QUESTIONS ->
[a] In the text about the book How the Self Controls Its Brain, rewrite the paragraph beginning "Eccles called the fundamental neural units" as a short bulleted list that keeps its main facts.
[b] Transcribe the part of the text about the book How the Self Controls Its Brain starting at "1994 book by" and ending at "the period 1991–1992.".
[c] Pick up the text about the book How the Self Controls Its Brain after its final sentence and carry it on.

SELECTED EXTRACT ->

How the Self Controls Its Brain
- Author: John Carew Eccles
- Language: English
- Subject: Psychology
- Publisher: Springer-Verlag
- Publication date: 1994
- Publication place: Australia
- Media type: Print
- ISBN: 3-540-56290-7
- OCLC: 29634892
- Dewey Decimal: 128/.2 20
- LC Class: B105.M55 .E33 1994

= How the Self Controls Its Brain =

1994 book by John Carew Eccles

How the Self Controls Its Brain is a book by Sir John Eccles, proposing a theory of philosophical dualism, and offering a justification of how there can be mind-brain action without violating the principle of the conservation of energy. The model was developed jointly with the nuclear physicist Friedrich Beck in the period 1991–1992.

Eccles called the fundamental neural units of the cerebral cortex "dendrons", which are cylindrical bundles of neurons arranged vertically in the six outer layers or laminae of the cortex, each cylinder being about 60 micrometres in diameter. Eccles proposed that each of the 40 million dendrons is linked with a mental unit, or "psychon", representing a unitary conscious experience. In willed actions and thought, psychons act on dendrons and, for a moment, increase the probability of the firing of selected neurons through quantum tunneling effect in synaptic exocytosis, while in perception the reverse process takes place.

RECORDED DATA ->
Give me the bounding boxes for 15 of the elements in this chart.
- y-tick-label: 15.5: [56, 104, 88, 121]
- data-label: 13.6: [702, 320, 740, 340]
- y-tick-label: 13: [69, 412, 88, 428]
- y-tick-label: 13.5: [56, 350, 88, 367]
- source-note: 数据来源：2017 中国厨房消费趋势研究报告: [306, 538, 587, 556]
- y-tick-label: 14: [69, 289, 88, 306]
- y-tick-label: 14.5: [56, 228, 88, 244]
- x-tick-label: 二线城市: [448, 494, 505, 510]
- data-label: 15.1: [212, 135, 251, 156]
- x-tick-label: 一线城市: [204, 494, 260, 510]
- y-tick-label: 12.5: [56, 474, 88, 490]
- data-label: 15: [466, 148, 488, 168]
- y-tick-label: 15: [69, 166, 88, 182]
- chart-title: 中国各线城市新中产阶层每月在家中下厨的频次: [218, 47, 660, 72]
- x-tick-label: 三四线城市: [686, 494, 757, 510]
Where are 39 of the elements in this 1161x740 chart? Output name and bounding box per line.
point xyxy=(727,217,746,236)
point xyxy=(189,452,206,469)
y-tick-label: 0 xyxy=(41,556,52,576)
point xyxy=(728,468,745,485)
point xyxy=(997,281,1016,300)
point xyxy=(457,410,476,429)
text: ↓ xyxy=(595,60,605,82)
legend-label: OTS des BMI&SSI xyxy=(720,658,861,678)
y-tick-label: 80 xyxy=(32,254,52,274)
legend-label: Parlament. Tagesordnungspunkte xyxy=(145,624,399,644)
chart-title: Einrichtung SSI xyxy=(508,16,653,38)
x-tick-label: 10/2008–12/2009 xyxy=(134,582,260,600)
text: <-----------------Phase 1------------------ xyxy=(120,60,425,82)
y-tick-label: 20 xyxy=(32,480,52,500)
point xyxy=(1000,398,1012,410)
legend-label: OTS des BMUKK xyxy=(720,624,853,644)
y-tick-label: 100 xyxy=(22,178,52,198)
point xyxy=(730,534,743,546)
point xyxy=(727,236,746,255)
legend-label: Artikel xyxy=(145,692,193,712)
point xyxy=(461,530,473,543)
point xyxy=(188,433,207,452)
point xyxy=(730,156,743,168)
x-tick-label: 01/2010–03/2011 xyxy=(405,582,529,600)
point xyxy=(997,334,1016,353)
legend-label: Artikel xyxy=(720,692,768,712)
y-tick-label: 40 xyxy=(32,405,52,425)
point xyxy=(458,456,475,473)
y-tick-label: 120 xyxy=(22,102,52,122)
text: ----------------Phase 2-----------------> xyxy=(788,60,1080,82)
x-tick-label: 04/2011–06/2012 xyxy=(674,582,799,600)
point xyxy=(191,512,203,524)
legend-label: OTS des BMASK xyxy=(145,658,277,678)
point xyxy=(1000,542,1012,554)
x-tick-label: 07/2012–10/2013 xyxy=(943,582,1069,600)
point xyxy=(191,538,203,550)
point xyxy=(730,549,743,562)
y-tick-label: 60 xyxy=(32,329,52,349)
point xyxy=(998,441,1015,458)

TASK RESULTS ->
[a]
- Eccles called the basic neural units of the cerebral cortex "dendrons." These are vertical, cylindrical bundles of neurons in the cortex's six outer layers, each about 60 micrometres wide.
- He proposed that each of the 40 million dendrons is linked with a "psychon," a mental unit representing a unitary conscious experience.
- In willed action and thought, psychons act on dendrons. Through quantum tunneling in synaptic exocytosis, they briefly raise the probability that selected neurons fire.
- In perception, the process runs in reverse.

[b]
1994 book by John Carew Eccles

How the Self Controls Its Brain is a book by Sir John Eccles, proposing a theory of philosophical dualism, and offering a justification of how there can be mind-brain action without violating the principle of the conservation of energy. The model was developed jointly with the nuclear physicist Friedrich Beck in the period 1991–1992.

[c]
- Previous mention of the "psychon"

The earliest prior use of the word "psychon" with a similar meaning of an "element of consciousness" is in the book "Concerning Fluctuating and Inaudible Sounds" by K. Dunlap in 1908.
The most popular prior use is in Robert Heinlein's short story Gulf, wherein a character refers to the fastest speed of thought possible as "one psychon per chronon".